* begin Record extracts *

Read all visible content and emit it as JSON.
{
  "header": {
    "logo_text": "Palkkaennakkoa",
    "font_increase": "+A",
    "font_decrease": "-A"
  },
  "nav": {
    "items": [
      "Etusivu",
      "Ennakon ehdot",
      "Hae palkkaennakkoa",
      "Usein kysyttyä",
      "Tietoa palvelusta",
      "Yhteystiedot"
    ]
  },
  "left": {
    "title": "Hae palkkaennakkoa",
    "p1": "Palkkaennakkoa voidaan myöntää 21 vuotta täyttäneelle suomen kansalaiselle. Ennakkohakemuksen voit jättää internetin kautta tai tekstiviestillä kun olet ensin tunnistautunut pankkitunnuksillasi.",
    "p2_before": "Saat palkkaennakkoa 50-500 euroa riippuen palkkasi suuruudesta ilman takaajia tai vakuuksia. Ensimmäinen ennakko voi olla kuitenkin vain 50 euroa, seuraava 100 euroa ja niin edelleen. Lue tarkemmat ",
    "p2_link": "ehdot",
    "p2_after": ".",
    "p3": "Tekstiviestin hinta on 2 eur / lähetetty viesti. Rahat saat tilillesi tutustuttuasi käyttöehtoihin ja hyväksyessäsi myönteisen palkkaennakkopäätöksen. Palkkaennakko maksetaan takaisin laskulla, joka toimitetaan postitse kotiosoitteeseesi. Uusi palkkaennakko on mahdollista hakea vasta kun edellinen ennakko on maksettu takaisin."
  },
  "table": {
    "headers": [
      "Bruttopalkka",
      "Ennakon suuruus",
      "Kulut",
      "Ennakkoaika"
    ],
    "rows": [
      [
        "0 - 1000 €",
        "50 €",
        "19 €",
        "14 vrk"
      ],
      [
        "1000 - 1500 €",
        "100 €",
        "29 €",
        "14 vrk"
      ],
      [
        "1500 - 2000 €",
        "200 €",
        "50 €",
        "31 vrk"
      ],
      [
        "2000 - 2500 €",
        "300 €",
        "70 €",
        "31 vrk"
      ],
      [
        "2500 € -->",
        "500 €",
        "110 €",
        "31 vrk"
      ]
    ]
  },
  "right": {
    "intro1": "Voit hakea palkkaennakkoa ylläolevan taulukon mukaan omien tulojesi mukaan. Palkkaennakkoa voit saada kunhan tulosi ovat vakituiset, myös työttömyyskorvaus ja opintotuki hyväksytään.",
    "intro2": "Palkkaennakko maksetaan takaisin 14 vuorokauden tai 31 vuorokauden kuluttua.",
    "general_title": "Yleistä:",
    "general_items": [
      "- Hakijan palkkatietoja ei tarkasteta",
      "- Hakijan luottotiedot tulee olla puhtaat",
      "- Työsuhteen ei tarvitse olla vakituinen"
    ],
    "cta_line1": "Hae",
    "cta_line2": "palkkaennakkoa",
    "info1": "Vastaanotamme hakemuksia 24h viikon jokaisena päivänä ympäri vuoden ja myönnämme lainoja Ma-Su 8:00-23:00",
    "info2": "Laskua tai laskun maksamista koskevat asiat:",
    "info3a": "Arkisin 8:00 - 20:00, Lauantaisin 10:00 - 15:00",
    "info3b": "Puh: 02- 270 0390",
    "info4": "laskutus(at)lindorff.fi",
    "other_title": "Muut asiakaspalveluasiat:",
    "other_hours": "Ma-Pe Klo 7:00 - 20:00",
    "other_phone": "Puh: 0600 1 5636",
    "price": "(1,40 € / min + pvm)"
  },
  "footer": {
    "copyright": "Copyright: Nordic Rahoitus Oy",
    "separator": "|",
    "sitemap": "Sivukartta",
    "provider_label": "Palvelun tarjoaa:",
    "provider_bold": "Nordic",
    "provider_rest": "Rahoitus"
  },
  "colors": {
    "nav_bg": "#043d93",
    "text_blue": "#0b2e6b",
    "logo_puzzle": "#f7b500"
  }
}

* end Record extracts *

Task details:
Of the lines above, how many hold the string "Nordic"? Answer with only the number.

Response below:
2